--- START MATERIAL FOR THE TASK ---

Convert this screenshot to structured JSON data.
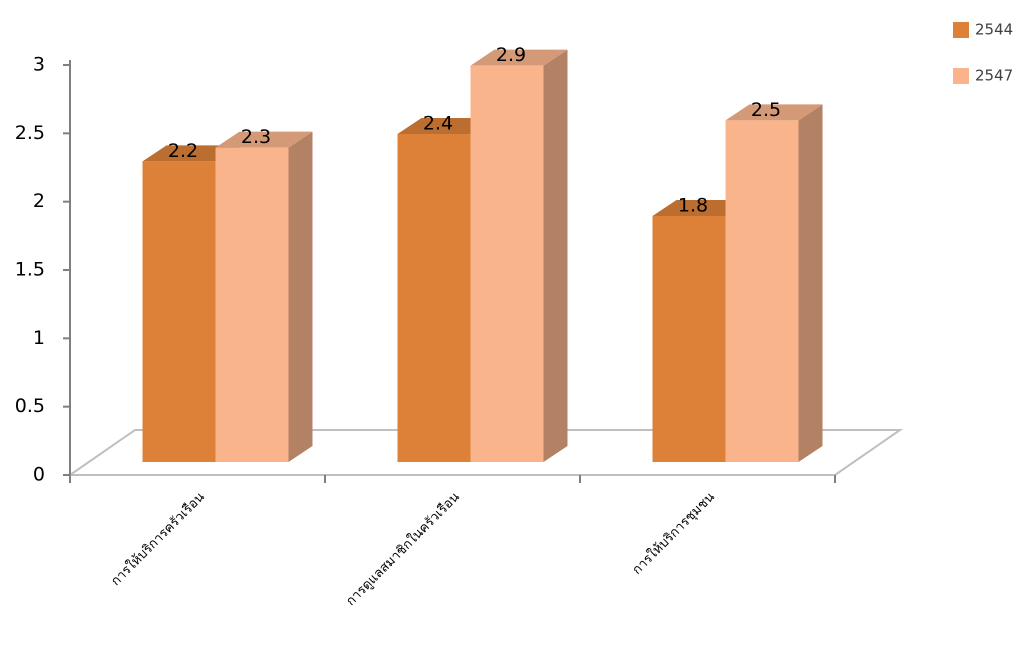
{
  "chart_data": {
    "type": "bar3d",
    "categories": [
      "การให้บริการครัวเรือน",
      "การดูแลสมาชิกในครัวเรือน",
      "การให้บริการชุมชน"
    ],
    "series": [
      {
        "name": "2544",
        "color": "#dd8038",
        "values": [
          2.2,
          2.4,
          1.8
        ]
      },
      {
        "name": "2547",
        "color": "#f9b48c",
        "values": [
          2.3,
          2.9,
          2.5
        ]
      }
    ],
    "ylim": [
      0,
      3
    ],
    "yticks": [
      0,
      0.5,
      1,
      1.5,
      2,
      2.5,
      3
    ],
    "legend": "top-right"
  }
}
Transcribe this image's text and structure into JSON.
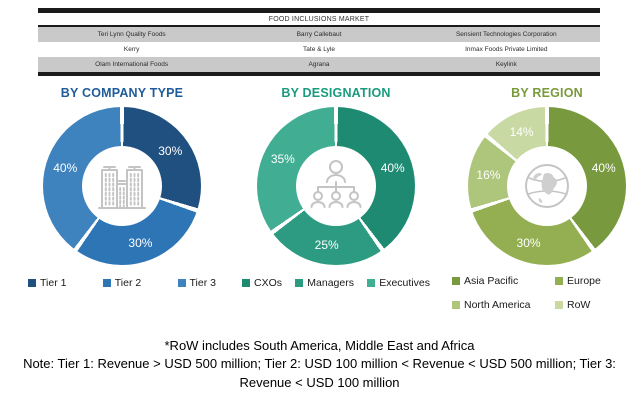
{
  "table": {
    "title": "FOOD INCLUSIONS MARKET",
    "rows": [
      [
        "Teri Lynn Quality Foods",
        "Barry Callebaut",
        "Sensient Technologies Corporation"
      ],
      [
        "Kerry",
        "Tate & Lyle",
        "Inmax Foods Private Limited"
      ],
      [
        "Olam International Foods",
        "Agrana",
        "Keylink"
      ]
    ]
  },
  "chart_data": [
    {
      "type": "pie",
      "title": "BY COMPANY TYPE",
      "title_color": "#1F5C99",
      "labels": [
        "Tier 1",
        "Tier 2",
        "Tier 3"
      ],
      "values": [
        30,
        30,
        40
      ],
      "unit": "%",
      "colors": [
        "#1F5080",
        "#2E75B6",
        "#3E82BE"
      ],
      "center_icon": "buildings-icon",
      "legend_position": "bottom-row"
    },
    {
      "type": "pie",
      "title": "BY DESIGNATION",
      "title_color": "#189B7E",
      "labels": [
        "CXOs",
        "Managers",
        "Executives"
      ],
      "values": [
        40,
        25,
        35
      ],
      "unit": "%",
      "colors": [
        "#1F8A72",
        "#2D9B82",
        "#41AD92"
      ],
      "center_icon": "org-chart-icon",
      "legend_position": "bottom-row"
    },
    {
      "type": "pie",
      "title": "BY REGION",
      "title_color": "#7A9A3C",
      "labels": [
        "Asia Pacific",
        "Europe",
        "North America",
        "RoW"
      ],
      "values": [
        40,
        30,
        16,
        14
      ],
      "unit": "%",
      "colors": [
        "#78993E",
        "#93AF52",
        "#AEC57C",
        "#C9D9A3"
      ],
      "center_icon": "globe-icon",
      "legend_position": "bottom-grid"
    }
  ],
  "notes": {
    "footnote": "*RoW includes South America, Middle East and Africa",
    "note_line1": "Note: Tier 1: Revenue > USD 500 million; Tier 2: USD 100 million < Revenue < USD 500 million; Tier 3:",
    "note_line2": "Revenue < USD 100 million"
  }
}
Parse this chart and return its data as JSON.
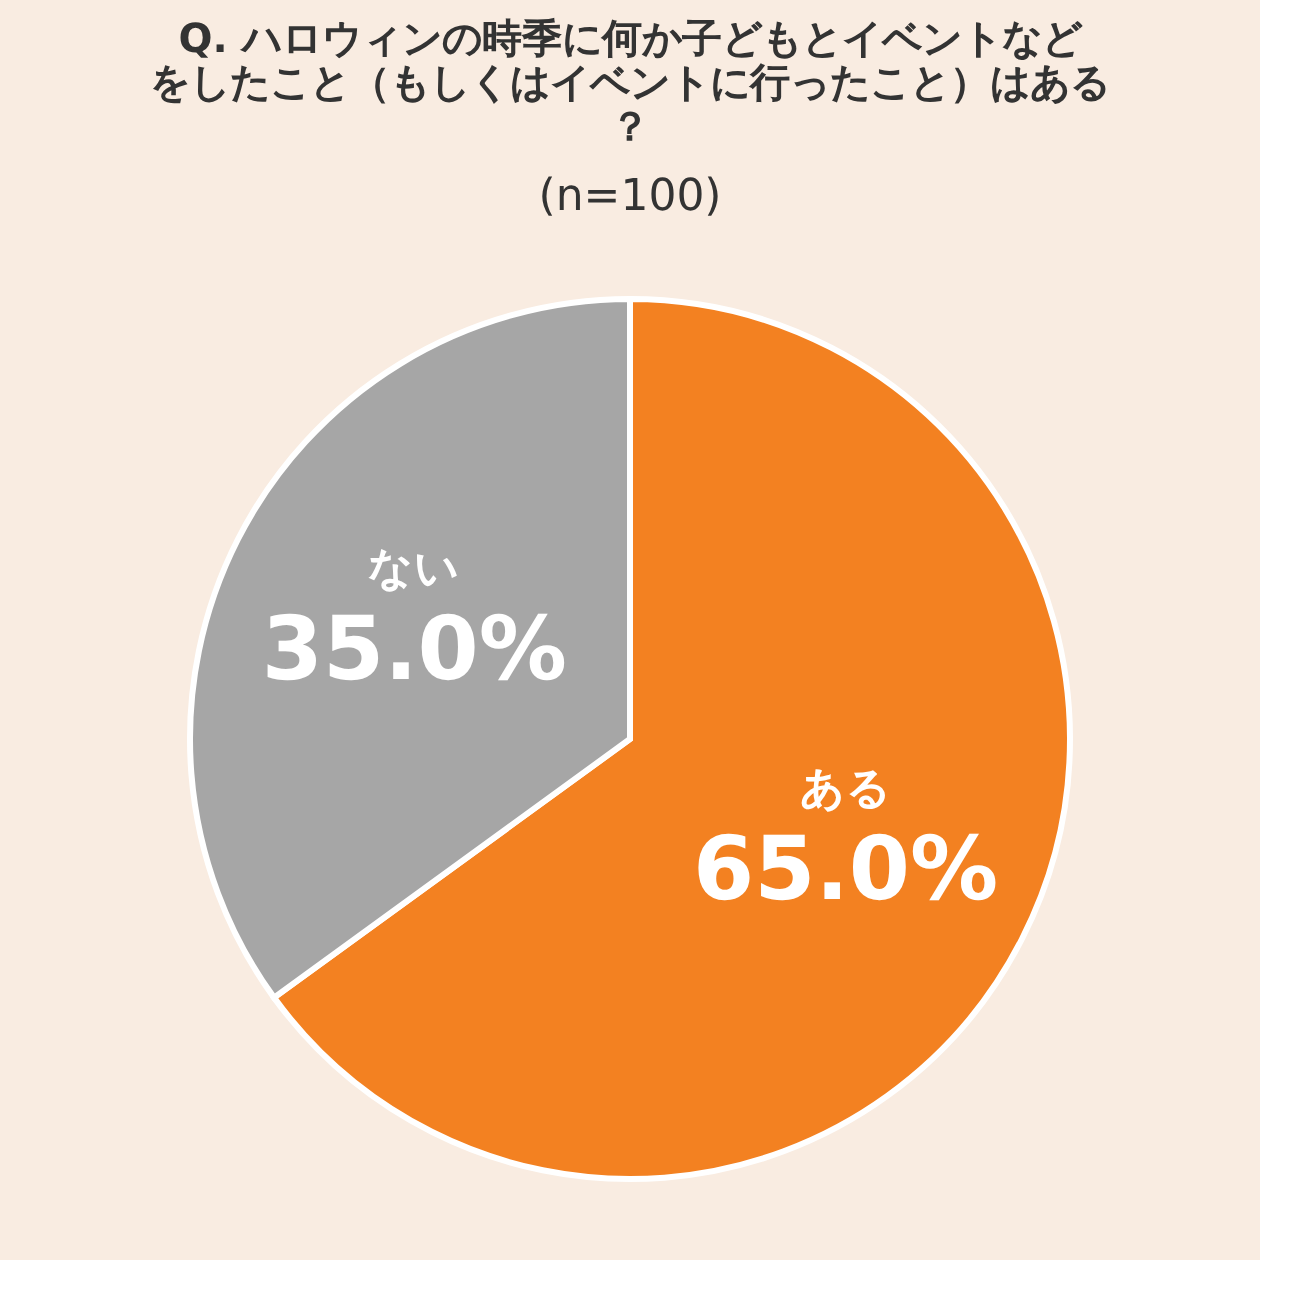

--- END MATERIAL FOR THE TASK ---

# EXERCISE TASK:
Make a list of all lines in the data that contain "Foods".

# THE RESULT:
        "Teri Lynn Quality Foods",
        "Inmax Foods Private Limited"
        "Olam International Foods",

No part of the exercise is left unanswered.